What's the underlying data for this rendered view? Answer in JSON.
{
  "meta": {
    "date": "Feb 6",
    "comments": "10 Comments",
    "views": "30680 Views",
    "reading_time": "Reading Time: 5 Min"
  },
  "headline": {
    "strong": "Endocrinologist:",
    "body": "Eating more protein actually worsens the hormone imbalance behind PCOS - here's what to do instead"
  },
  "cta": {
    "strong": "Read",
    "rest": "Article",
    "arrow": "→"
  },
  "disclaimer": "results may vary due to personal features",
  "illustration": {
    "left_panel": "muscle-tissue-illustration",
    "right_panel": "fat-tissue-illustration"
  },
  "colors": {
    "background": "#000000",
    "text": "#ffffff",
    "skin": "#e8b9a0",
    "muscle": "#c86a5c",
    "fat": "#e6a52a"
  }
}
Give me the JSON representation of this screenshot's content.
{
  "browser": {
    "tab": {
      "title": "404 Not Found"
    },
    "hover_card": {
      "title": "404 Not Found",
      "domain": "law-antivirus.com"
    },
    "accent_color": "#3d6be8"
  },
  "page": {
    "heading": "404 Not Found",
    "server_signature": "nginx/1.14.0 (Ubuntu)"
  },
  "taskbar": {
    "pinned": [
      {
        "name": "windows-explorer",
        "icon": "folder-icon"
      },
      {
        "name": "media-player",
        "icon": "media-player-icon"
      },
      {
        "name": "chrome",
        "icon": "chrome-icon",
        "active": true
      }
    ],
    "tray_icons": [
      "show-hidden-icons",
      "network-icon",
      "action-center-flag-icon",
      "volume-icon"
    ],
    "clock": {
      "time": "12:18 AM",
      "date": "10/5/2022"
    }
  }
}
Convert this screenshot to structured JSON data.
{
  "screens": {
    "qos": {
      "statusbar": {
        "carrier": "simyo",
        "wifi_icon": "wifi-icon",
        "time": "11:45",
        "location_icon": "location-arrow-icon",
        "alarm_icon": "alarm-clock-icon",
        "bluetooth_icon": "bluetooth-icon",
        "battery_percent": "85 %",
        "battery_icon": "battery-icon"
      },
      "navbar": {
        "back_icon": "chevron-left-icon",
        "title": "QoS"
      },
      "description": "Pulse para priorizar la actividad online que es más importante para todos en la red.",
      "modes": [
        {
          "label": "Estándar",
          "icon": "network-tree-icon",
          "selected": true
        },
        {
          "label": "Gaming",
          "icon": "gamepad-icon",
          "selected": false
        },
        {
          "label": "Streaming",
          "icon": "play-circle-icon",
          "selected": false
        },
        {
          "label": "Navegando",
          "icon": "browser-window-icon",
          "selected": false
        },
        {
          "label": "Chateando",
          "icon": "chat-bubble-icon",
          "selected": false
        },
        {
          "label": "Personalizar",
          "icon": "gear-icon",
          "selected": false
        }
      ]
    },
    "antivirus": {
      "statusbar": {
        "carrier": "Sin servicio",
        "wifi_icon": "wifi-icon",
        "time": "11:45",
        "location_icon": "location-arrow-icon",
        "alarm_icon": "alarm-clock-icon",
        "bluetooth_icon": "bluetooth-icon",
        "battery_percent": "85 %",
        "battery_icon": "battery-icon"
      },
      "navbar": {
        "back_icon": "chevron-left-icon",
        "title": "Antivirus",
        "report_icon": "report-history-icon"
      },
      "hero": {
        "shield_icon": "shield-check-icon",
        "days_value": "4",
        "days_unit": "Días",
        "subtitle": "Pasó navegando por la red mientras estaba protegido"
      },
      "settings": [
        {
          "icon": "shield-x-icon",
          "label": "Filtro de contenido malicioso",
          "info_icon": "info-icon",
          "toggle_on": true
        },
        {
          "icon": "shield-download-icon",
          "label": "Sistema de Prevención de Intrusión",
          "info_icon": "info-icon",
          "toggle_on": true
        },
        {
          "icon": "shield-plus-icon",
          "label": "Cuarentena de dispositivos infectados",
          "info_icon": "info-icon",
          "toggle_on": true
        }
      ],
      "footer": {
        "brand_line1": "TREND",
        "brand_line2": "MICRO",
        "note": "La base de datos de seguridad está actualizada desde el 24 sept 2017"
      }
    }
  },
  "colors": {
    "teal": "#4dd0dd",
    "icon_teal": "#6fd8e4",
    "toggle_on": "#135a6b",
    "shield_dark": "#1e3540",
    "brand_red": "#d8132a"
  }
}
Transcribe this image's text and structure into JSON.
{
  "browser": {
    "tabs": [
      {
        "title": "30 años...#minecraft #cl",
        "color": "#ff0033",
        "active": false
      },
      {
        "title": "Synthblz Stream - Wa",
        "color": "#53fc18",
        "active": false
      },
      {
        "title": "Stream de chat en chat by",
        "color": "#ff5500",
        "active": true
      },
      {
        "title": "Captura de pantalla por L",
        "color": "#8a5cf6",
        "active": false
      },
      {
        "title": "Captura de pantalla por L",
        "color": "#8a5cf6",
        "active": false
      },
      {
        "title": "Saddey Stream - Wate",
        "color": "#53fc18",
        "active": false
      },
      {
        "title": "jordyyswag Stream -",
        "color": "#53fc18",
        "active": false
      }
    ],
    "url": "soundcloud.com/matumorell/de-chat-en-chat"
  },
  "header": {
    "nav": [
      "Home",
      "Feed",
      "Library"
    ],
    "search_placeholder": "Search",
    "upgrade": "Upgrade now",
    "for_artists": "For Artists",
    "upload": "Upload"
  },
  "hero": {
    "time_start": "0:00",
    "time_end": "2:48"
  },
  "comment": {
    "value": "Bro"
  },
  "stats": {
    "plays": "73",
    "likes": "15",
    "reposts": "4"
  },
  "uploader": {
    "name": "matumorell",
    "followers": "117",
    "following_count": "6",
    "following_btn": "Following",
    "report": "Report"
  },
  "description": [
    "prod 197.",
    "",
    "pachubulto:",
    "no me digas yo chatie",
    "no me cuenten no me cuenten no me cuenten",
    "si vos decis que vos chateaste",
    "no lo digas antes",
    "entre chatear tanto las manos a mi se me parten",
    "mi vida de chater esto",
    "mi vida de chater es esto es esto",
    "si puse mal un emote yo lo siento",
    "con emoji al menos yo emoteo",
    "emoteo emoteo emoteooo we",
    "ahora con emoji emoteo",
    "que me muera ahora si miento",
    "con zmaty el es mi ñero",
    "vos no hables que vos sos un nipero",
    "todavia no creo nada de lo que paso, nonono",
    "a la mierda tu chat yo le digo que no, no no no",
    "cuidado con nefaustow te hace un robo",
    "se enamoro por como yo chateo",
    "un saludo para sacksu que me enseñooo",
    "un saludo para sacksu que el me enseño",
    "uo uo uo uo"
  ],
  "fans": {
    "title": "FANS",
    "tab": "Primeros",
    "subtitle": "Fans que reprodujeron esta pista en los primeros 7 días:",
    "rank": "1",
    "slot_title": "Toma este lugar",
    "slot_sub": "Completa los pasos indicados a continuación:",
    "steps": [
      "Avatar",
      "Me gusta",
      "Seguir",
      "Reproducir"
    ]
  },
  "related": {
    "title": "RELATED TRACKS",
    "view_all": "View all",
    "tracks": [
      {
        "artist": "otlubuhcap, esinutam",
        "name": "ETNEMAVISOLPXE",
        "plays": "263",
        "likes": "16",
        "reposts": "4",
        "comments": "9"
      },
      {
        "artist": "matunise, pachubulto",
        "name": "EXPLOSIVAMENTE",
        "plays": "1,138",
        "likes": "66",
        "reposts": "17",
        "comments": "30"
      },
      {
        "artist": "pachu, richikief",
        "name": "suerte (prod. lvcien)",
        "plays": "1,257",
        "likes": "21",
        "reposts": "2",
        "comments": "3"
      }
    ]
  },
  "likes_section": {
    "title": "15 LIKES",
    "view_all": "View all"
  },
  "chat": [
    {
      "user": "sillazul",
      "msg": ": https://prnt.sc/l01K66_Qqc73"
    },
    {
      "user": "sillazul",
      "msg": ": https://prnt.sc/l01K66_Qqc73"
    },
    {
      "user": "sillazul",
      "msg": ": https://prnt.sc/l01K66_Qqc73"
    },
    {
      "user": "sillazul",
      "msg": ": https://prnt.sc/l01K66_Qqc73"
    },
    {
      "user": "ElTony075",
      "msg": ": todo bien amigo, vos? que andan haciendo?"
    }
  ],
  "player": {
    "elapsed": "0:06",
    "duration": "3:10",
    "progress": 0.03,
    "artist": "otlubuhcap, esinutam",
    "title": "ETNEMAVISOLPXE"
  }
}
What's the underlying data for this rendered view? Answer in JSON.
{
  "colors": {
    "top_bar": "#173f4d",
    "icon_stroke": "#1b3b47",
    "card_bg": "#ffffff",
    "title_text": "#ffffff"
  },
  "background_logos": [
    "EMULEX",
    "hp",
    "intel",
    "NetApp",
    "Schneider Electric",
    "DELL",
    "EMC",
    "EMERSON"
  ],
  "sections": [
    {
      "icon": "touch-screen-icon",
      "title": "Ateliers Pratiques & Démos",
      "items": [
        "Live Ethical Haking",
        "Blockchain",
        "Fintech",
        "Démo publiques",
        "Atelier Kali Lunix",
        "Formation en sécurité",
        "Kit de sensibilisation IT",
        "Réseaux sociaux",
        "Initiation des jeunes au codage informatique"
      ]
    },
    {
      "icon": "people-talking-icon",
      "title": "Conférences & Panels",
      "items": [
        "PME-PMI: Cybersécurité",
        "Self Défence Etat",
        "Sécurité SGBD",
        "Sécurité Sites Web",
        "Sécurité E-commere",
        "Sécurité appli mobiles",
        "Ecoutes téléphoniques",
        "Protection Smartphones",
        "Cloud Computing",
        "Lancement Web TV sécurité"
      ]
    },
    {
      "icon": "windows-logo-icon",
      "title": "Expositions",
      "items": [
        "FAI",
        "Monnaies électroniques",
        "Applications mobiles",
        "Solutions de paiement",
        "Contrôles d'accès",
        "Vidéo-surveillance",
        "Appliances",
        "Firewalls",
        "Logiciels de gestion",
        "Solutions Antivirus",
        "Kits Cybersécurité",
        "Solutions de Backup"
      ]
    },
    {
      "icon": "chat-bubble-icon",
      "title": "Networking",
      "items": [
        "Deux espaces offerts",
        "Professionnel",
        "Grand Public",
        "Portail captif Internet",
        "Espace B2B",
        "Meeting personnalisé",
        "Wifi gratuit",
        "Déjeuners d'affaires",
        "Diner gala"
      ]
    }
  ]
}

• • • • • • •

**TASK REQUIREMENTS**. Pull each line holding "subtitle" out of the listing.

**REPLY**.
        "subtitle": "Pasó navegando por la red mientras estaba protegido"
    "subtitle": "Fans que reprodujeron esta pista en los primeros 7 días:",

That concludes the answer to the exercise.